Required action
Repeat the records below word for word.

(Collected data)
####################
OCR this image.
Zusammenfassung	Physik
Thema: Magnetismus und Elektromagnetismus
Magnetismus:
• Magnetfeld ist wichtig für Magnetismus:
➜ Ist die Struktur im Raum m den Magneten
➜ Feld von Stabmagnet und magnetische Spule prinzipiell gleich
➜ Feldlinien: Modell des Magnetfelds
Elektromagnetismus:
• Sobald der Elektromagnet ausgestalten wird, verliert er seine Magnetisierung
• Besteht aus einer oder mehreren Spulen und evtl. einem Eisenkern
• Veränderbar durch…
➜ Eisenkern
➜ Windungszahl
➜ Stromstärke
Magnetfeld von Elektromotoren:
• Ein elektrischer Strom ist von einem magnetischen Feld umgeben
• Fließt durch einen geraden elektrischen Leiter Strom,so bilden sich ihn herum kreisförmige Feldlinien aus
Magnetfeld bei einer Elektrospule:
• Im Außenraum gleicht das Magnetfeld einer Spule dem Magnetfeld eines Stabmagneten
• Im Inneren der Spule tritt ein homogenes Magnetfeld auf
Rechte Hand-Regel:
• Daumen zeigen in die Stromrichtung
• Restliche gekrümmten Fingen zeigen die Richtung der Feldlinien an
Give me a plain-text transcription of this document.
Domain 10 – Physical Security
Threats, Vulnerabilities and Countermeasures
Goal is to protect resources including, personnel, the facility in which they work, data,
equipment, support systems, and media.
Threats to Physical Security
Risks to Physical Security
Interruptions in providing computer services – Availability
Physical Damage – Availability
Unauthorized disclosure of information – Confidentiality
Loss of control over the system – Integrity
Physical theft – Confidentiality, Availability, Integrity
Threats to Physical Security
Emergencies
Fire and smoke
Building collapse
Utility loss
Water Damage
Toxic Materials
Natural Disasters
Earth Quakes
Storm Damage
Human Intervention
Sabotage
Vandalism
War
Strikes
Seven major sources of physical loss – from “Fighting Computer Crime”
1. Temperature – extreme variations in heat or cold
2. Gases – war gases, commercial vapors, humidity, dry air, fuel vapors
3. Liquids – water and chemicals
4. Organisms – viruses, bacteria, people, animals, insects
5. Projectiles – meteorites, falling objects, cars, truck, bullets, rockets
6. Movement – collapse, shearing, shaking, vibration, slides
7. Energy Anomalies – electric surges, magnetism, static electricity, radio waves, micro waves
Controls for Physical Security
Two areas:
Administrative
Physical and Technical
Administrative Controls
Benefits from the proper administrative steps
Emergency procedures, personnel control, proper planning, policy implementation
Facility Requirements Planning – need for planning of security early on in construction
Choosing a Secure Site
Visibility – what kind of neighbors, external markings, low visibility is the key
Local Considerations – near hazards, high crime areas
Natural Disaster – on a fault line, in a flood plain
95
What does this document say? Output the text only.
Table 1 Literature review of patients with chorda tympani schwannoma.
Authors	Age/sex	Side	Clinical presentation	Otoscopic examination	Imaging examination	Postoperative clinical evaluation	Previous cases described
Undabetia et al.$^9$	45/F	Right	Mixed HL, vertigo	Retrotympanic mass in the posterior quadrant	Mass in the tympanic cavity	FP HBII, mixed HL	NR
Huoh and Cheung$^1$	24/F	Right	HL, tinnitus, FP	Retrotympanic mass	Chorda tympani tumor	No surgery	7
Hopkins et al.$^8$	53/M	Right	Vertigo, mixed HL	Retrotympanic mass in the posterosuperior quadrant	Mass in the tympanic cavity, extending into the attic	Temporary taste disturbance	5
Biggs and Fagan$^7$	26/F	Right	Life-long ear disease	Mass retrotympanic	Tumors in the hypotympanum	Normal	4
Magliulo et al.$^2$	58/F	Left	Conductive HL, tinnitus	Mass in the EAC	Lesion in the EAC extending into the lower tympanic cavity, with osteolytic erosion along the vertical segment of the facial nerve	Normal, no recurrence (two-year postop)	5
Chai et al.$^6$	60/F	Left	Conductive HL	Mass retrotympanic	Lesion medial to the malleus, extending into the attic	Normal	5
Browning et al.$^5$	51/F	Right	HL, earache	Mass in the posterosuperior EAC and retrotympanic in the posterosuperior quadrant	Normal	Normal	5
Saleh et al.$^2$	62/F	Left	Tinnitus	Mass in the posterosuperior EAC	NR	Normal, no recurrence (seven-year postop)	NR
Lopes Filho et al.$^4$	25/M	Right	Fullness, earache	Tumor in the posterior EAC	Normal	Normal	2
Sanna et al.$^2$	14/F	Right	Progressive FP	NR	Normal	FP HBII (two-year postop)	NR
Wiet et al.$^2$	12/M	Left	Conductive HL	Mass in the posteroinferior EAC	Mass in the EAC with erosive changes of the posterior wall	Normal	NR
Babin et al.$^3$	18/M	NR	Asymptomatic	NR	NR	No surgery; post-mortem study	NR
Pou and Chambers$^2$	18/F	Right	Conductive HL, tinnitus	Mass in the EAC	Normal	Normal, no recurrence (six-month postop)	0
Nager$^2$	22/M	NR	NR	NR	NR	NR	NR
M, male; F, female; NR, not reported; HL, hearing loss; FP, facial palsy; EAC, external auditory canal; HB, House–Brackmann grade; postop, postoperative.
####################
Answer area
OCR this image.
Zusammenfassung	Physik
Thema: Magnetismus und Elektromagnetismus
Magnetismus:
• Magnetfeld ist wichtig für Magnetismus:
➜ Ist die Struktur im Raum m den Magneten
➜ Feld von Stabmagnet und magnetische Spule prinzipiell gleich
➜ Feldlinien: Modell des Magnetfelds
Elektromagnetismus:
• Sobald der Elektromagnet ausgestalten wird, verliert er seine Magnetisierung
• Besteht aus einer oder mehreren Spulen und evtl. einem Eisenkern
• Veränderbar durch…
➜ Eisenkern
➜ Windungszahl
➜ Stromstärke
Magnetfeld von Elektromotoren:
• Ein elektrischer Strom ist von einem magnetischen Feld umgeben
• Fließt durch einen geraden elektrischen Leiter Strom,so bilden sich ihn herum kreisförmige Feldlinien aus
Magnetfeld bei einer Elektrospule:
• Im Außenraum gleicht das Magnetfeld einer Spule dem Magnetfeld eines Stabmagneten
• Im Inneren der Spule tritt ein homogenes Magnetfeld auf
Rechte Hand-Regel:
• Daumen zeigen in die Stromrichtung
• Restliche gekrümmten Fingen zeigen die Richtung der Feldlinien an
Give me a plain-text transcription of this document.
Domain 10 – Physical Security
Threats, Vulnerabilities and Countermeasures
Goal is to protect resources including, personnel, the facility in which they work, data,
equipment, support systems, and media.
Threats to Physical Security
Risks to Physical Security
Interruptions in providing computer services – Availability
Physical Damage – Availability
Unauthorized disclosure of information – Confidentiality
Loss of control over the system – Integrity
Physical theft – Confidentiality, Availability, Integrity
Threats to Physical Security
Emergencies
Fire and smoke
Building collapse
Utility loss
Water Damage
Toxic Materials
Natural Disasters
Earth Quakes
Storm Damage
Human Intervention
Sabotage
Vandalism
War
Strikes
Seven major sources of physical loss – from “Fighting Computer Crime”
1. Temperature – extreme variations in heat or cold
2. Gases – war gases, commercial vapors, humidity, dry air, fuel vapors
3. Liquids – water and chemicals
4. Organisms – viruses, bacteria, people, animals, insects
5. Projectiles – meteorites, falling objects, cars, truck, bullets, rockets
6. Movement – collapse, shearing, shaking, vibration, slides
7. Energy Anomalies – electric surges, magnetism, static electricity, radio waves, micro waves
Controls for Physical Security
Two areas:
Administrative
Physical and Technical
Administrative Controls
Benefits from the proper administrative steps
Emergency procedures, personnel control, proper planning, policy implementation
Facility Requirements Planning – need for planning of security early on in construction
Choosing a Secure Site
Visibility – what kind of neighbors, external markings, low visibility is the key
Local Considerations – near hazards, high crime areas
Natural Disaster – on a fault line, in a flood plain
95
What does this document say? Output the text only.
Table 1 Literature review of patients with chorda tympani schwannoma.
Authors	Age/sex	Side	Clinical presentation	Otoscopic examination	Imaging examination	Postoperative clinical evaluation	Previous cases described
Undabetia et al.$^9$	45/F	Right	Mixed HL, vertigo	Retrotympanic mass in the posterior quadrant	Mass in the tympanic cavity	FP HBII, mixed HL	NR
Huoh and Cheung$^1$	24/F	Right	HL, tinnitus, FP	Retrotympanic mass	Chorda tympani tumor	No surgery	7
Hopkins et al.$^8$	53/M	Right	Vertigo, mixed HL	Retrotympanic mass in the posterosuperior quadrant	Mass in the tympanic cavity, extending into the attic	Temporary taste disturbance	5
Biggs and Fagan$^7$	26/F	Right	Life-long ear disease	Mass retrotympanic	Tumors in the hypotympanum	Normal	4
Magliulo et al.$^2$	58/F	Left	Conductive HL, tinnitus	Mass in the EAC	Lesion in the EAC extending into the lower tympanic cavity, with osteolytic erosion along the vertical segment of the facial nerve	Normal, no recurrence (two-year postop)	5
Chai et al.$^6$	60/F	Left	Conductive HL	Mass retrotympanic	Lesion medial to the malleus, extending into the attic	Normal	5
Browning et al.$^5$	51/F	Right	HL, earache	Mass in the posterosuperior EAC and retrotympanic in the posterosuperior quadrant	Normal	Normal	5
Saleh et al.$^2$	62/F	Left	Tinnitus	Mass in the posterosuperior EAC	NR	Normal, no recurrence (seven-year postop)	NR
Lopes Filho et al.$^4$	25/M	Right	Fullness, earache	Tumor in the posterior EAC	Normal	Normal	2
Sanna et al.$^2$	14/F	Right	Progressive FP	NR	Normal	FP HBII (two-year postop)	NR
Wiet et al.$^2$	12/M	Left	Conductive HL	Mass in the posteroinferior EAC	Mass in the EAC with erosive changes of the posterior wall	Normal	NR
Babin et al.$^3$	18/M	NR	Asymptomatic	NR	NR	No surgery; post-mortem study	NR
Pou and Chambers$^2$	18/F	Right	Conductive HL, tinnitus	Mass in the EAC	Normal	Normal, no recurrence (six-month postop)	0
Nager$^2$	22/M	NR	NR	NR	NR	NR	NR
M, male; F, female; NR, not reported; HL, hearing loss; FP, facial palsy; EAC, external auditory canal; HB, House–Brackmann grade; postop, postoperative.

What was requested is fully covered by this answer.